§ Records from a collection of figures:
- - -

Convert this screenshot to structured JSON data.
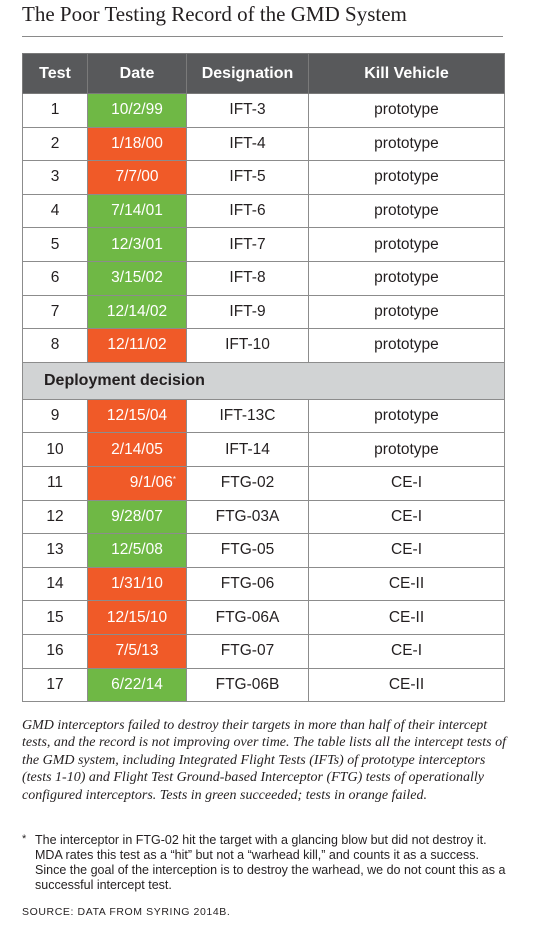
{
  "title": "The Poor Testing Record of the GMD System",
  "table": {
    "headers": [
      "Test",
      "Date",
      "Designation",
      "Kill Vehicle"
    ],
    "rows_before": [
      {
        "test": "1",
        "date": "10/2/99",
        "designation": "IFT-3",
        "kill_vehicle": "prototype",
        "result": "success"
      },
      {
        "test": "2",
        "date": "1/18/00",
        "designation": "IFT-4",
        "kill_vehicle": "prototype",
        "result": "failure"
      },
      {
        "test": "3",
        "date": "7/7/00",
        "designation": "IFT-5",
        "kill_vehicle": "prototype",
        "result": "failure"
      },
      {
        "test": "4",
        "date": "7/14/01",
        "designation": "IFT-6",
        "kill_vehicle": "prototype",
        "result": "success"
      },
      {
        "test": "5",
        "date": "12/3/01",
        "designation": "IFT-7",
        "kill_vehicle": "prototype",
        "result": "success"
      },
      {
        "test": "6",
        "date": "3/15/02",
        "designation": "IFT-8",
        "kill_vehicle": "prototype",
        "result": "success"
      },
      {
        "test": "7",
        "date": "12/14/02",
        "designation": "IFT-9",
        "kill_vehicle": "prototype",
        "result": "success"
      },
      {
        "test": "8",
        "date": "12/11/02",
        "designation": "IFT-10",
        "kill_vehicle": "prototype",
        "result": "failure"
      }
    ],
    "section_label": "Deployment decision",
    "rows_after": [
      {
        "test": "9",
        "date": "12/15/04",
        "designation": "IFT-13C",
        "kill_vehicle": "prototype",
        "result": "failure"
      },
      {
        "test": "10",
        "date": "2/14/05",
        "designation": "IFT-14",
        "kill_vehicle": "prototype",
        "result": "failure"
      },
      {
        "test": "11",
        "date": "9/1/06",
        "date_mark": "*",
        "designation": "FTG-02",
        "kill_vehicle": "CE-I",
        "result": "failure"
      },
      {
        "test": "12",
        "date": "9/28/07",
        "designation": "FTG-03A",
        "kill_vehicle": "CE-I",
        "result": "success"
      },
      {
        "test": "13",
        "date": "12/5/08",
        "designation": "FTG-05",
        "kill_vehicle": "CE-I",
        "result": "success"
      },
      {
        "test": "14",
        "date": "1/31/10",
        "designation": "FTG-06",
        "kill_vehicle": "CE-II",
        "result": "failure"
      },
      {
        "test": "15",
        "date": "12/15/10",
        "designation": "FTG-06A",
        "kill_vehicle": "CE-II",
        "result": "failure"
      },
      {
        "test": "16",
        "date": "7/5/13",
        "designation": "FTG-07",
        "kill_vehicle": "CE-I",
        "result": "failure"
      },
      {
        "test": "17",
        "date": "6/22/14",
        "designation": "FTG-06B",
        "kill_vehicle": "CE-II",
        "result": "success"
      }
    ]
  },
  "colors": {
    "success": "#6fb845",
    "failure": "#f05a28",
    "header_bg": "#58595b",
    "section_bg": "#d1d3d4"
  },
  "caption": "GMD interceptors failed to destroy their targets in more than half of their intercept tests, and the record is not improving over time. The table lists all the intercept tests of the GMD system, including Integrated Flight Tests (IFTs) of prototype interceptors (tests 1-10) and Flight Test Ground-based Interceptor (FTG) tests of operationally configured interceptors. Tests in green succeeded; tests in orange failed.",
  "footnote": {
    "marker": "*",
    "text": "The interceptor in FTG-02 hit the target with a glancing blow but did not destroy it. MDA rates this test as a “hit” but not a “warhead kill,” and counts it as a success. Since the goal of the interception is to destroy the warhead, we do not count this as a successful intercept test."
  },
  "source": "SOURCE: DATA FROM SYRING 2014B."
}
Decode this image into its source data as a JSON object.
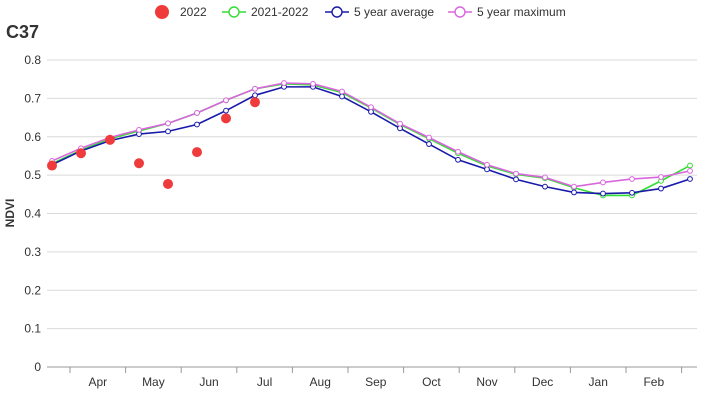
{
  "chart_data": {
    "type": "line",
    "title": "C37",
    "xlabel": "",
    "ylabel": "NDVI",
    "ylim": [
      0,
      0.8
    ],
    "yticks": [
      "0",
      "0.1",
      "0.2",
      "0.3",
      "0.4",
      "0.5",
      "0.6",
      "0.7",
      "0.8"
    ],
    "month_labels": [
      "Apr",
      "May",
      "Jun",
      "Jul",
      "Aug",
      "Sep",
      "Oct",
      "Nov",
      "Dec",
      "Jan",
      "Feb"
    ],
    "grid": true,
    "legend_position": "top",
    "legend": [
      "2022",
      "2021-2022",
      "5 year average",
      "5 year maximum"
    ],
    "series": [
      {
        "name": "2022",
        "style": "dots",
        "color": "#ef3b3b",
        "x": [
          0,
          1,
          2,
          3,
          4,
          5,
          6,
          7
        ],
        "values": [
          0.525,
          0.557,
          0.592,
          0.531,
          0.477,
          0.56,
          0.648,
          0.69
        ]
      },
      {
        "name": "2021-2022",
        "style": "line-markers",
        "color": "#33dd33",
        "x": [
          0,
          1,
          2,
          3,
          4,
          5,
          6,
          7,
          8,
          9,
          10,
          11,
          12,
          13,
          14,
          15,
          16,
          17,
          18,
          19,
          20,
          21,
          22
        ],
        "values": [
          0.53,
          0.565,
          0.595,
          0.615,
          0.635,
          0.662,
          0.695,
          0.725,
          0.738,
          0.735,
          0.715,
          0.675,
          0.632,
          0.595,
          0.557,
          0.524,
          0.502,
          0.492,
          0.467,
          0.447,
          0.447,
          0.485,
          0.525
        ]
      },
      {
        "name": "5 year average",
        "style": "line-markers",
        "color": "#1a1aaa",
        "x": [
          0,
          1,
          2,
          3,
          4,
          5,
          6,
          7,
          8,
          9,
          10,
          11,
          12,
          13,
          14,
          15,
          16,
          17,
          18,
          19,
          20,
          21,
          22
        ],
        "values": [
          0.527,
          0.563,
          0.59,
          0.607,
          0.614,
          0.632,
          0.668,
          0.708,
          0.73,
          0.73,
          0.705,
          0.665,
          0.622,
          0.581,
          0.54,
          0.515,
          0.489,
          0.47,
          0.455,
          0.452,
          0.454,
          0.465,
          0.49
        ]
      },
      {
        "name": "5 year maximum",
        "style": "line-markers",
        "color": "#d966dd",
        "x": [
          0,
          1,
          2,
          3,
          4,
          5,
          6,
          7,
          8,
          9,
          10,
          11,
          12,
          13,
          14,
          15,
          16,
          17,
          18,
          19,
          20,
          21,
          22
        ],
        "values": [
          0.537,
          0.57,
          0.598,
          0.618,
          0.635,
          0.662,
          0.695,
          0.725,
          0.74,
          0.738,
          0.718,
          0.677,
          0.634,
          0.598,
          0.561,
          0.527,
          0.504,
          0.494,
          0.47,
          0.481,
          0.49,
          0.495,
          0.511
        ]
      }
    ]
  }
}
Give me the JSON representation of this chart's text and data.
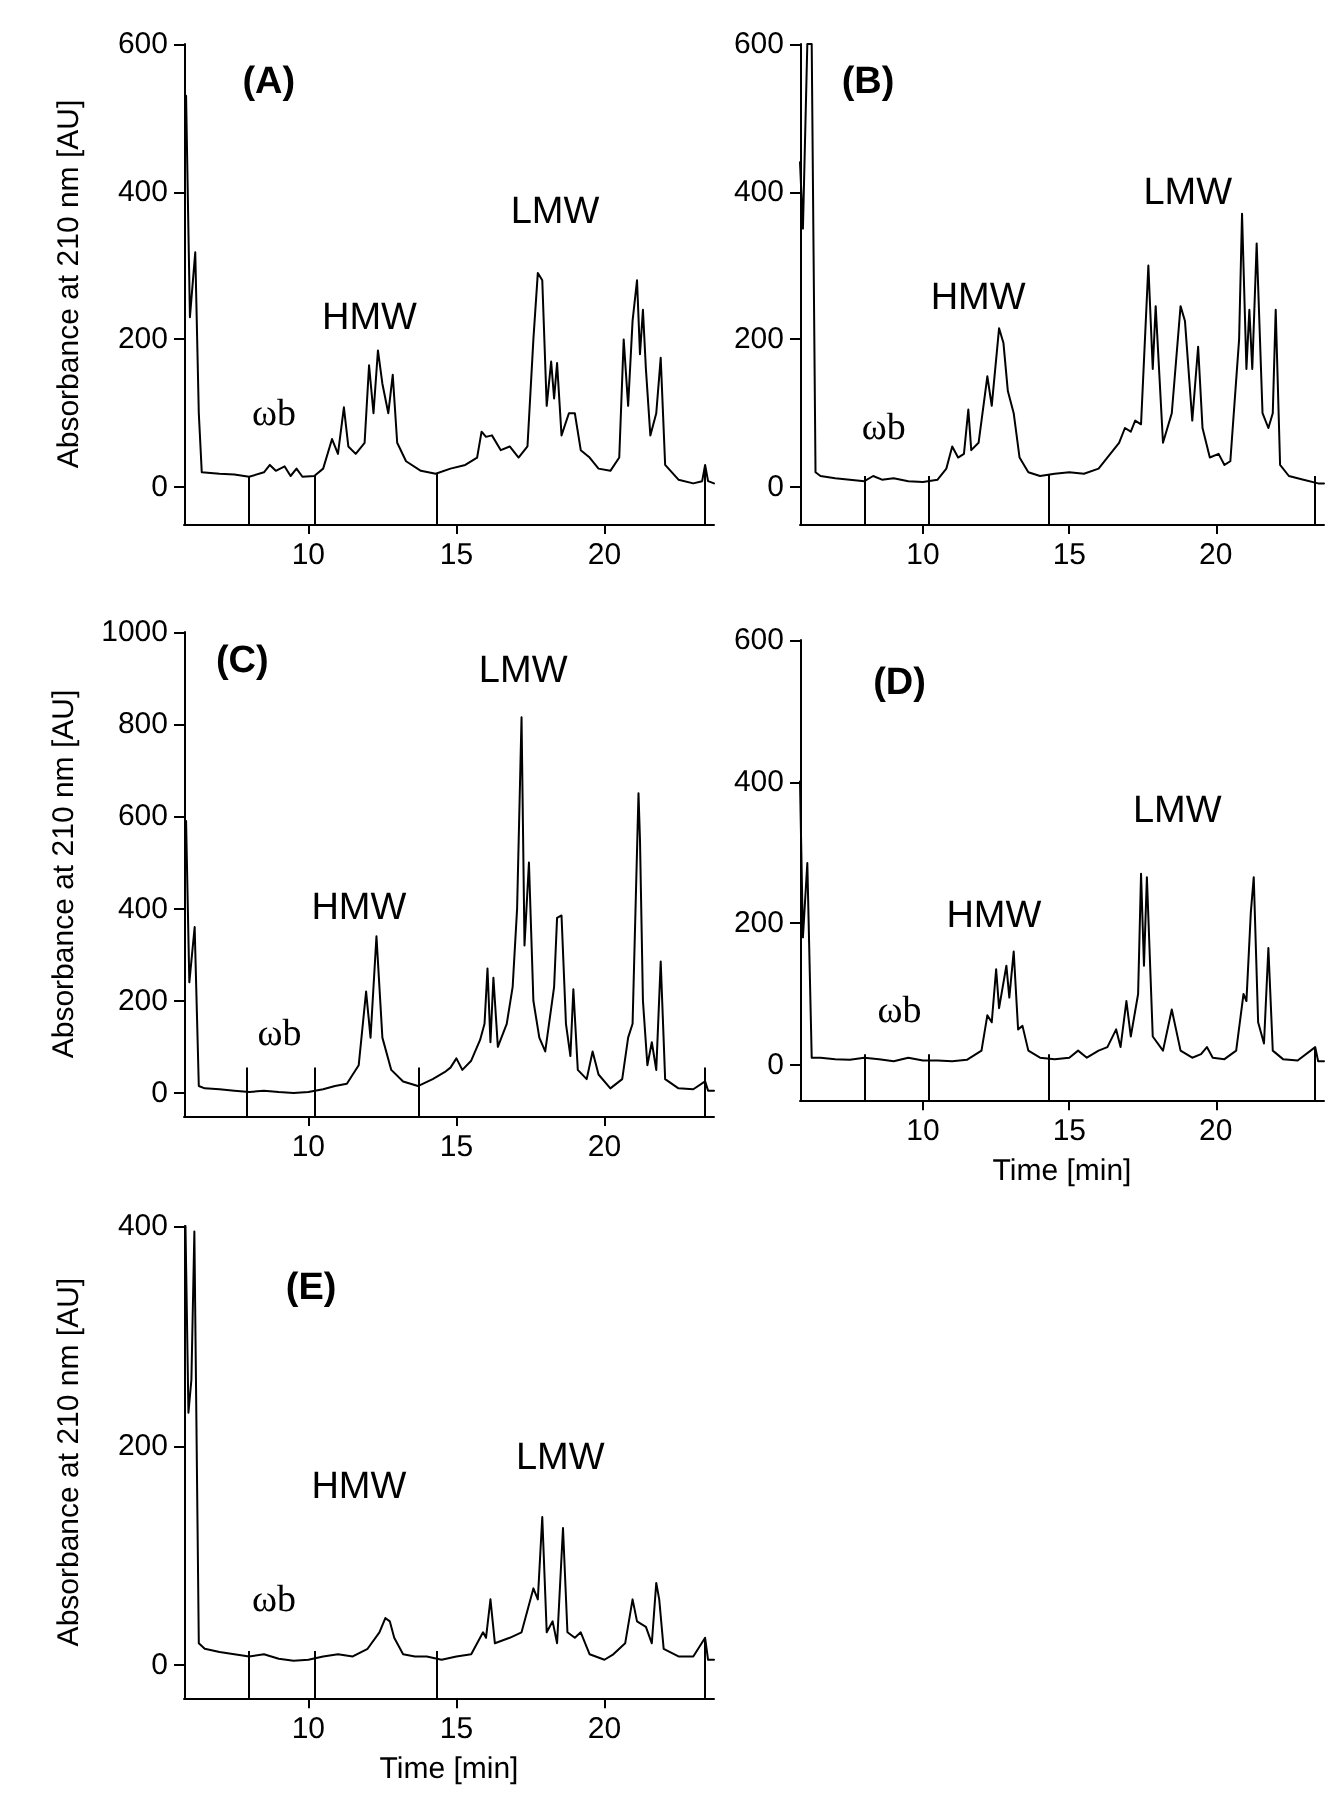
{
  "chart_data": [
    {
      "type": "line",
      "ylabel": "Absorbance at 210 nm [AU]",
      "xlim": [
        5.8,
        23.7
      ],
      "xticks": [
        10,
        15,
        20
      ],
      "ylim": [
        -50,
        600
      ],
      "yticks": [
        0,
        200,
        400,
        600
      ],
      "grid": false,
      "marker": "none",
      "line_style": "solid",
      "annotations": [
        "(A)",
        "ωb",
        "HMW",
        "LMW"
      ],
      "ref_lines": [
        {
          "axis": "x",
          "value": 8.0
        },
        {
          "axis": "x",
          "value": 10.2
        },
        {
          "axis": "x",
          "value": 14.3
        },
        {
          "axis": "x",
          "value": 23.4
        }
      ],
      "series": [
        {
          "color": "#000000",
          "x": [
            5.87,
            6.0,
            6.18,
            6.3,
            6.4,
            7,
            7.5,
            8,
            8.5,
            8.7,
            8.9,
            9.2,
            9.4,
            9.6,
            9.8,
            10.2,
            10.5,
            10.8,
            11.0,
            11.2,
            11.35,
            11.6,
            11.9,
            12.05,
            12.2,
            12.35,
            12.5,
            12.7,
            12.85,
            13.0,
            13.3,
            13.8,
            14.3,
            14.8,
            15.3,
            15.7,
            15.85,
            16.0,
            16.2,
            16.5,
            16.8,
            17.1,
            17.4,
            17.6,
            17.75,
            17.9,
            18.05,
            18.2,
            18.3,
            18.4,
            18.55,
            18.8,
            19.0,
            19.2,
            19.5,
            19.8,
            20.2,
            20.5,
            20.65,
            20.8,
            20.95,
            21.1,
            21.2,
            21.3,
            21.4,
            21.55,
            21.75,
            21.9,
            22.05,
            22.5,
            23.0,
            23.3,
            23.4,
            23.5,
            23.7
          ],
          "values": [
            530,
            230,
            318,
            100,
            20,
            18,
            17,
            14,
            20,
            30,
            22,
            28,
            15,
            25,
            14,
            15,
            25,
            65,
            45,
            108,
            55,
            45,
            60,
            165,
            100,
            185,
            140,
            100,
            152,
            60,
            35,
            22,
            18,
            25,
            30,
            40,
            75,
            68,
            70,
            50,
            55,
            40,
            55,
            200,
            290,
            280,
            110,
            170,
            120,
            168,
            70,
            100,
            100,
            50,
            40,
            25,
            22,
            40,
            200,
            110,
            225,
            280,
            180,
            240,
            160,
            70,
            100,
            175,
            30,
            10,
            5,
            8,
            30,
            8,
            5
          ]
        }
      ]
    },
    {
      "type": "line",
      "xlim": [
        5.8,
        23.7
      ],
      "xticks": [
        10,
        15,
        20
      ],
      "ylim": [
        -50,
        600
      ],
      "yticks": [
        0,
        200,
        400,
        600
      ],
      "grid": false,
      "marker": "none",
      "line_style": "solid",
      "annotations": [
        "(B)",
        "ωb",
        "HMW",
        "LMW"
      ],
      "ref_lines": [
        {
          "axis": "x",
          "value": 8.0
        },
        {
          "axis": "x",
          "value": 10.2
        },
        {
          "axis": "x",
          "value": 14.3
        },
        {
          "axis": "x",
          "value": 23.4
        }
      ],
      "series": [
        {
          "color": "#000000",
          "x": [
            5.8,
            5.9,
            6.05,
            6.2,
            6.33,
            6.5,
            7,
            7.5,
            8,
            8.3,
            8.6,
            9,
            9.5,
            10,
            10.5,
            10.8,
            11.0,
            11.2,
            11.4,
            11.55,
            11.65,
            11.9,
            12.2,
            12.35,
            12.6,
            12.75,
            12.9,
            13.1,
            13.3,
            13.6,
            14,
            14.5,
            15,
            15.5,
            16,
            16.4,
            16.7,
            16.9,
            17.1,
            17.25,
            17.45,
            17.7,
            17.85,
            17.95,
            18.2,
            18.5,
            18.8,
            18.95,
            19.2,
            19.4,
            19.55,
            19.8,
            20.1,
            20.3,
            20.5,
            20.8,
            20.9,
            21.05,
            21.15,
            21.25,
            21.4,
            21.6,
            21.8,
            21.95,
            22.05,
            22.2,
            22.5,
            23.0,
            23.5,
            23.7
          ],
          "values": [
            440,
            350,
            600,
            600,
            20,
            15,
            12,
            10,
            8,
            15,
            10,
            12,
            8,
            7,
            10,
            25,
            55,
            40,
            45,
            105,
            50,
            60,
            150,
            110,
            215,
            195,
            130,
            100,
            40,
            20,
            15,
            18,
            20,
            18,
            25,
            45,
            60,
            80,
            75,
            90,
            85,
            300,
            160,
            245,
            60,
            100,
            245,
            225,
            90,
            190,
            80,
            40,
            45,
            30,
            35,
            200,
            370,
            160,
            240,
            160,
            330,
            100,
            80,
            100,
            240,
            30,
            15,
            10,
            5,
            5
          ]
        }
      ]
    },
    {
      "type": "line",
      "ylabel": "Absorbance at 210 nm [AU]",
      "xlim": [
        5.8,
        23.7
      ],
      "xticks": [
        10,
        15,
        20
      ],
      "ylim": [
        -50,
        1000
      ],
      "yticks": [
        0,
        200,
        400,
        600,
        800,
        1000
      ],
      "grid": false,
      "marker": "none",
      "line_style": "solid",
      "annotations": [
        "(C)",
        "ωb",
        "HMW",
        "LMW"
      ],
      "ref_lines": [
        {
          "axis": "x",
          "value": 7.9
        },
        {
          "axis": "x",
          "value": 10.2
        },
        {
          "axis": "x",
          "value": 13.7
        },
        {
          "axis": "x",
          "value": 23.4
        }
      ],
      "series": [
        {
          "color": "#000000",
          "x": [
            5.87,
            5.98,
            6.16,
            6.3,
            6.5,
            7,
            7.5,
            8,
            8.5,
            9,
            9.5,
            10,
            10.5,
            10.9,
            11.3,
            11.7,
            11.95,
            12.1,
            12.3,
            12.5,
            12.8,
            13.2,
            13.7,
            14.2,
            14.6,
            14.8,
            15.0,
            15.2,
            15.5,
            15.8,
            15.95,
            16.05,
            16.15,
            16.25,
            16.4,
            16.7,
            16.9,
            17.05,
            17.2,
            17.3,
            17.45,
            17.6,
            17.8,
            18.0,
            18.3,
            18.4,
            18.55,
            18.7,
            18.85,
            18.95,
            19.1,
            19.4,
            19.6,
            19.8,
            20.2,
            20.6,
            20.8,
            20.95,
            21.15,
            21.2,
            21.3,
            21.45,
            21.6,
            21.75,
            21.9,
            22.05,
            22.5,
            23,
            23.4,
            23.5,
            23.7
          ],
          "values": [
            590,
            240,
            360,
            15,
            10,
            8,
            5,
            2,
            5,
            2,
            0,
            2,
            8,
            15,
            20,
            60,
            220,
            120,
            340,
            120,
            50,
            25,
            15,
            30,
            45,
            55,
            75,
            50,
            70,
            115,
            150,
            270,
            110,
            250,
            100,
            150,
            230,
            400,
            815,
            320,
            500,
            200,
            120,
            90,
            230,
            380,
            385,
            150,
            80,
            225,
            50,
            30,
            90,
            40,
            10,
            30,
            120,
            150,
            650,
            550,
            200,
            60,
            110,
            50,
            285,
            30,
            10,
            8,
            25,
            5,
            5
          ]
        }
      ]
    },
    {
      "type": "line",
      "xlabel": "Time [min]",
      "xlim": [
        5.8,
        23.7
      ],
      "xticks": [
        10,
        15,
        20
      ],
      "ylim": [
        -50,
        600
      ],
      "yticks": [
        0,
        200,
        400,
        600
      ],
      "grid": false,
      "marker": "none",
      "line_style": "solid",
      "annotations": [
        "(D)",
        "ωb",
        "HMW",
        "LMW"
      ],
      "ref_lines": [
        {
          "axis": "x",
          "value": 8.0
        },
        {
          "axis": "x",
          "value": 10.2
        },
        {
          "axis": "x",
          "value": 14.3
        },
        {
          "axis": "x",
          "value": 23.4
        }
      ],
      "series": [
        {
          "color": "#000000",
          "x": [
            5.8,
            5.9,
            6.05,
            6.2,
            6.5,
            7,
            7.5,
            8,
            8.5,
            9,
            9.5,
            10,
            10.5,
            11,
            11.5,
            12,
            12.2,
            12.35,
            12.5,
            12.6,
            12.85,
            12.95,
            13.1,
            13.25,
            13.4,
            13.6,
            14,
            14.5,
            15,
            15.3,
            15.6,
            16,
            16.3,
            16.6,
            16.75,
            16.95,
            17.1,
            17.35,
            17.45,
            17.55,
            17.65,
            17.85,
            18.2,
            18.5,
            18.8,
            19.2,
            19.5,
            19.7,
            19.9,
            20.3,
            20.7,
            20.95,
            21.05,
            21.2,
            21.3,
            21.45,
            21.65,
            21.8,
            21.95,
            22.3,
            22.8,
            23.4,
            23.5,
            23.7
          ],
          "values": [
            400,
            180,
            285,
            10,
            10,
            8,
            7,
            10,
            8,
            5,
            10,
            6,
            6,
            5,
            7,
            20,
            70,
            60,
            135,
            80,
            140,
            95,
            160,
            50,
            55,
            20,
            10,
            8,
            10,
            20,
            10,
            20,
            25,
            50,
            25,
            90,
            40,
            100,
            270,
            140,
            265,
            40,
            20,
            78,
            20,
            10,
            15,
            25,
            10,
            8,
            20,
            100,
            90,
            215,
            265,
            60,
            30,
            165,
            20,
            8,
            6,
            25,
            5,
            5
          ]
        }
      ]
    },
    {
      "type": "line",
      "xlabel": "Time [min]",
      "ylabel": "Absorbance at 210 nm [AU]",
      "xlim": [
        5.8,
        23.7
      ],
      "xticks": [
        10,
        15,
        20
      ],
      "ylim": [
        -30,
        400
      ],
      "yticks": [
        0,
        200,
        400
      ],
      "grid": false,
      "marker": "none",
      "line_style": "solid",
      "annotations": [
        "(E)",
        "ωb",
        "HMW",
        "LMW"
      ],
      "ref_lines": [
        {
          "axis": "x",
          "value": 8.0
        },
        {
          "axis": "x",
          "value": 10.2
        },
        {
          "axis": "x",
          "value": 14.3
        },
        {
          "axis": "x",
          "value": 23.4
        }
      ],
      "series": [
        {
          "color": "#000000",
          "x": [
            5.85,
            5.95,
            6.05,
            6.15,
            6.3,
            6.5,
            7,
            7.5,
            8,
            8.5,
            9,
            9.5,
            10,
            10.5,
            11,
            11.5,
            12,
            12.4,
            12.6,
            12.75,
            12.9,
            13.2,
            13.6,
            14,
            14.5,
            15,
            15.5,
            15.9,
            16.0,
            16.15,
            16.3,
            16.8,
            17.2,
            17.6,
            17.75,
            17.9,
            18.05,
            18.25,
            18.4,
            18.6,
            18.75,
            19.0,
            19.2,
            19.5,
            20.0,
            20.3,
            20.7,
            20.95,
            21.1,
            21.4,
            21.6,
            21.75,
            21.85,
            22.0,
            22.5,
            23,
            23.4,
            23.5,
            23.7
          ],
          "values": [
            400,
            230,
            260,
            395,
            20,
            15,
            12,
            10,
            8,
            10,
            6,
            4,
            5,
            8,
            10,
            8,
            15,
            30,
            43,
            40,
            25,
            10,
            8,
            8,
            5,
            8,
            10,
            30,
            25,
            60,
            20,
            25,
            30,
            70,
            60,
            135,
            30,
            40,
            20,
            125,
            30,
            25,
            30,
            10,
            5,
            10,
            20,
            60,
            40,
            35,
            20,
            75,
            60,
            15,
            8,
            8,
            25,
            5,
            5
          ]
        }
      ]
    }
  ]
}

- - -

§ Required task: List each line holding the string "table".

§ Solved problem:
  "table": {
  "caption": "GMD interceptors failed to destroy their targets in more than half of their intercept tests, and the record is not improving over time. The table lists all the intercept tests of the GMD system, including Integrated Flight Tests (IFTs) of prototype interceptors (tests 1-10) and Flight Test Ground-based Interceptor (FTG) tests of operationally configured interceptors. Tests in green succeeded; tests in orange failed.",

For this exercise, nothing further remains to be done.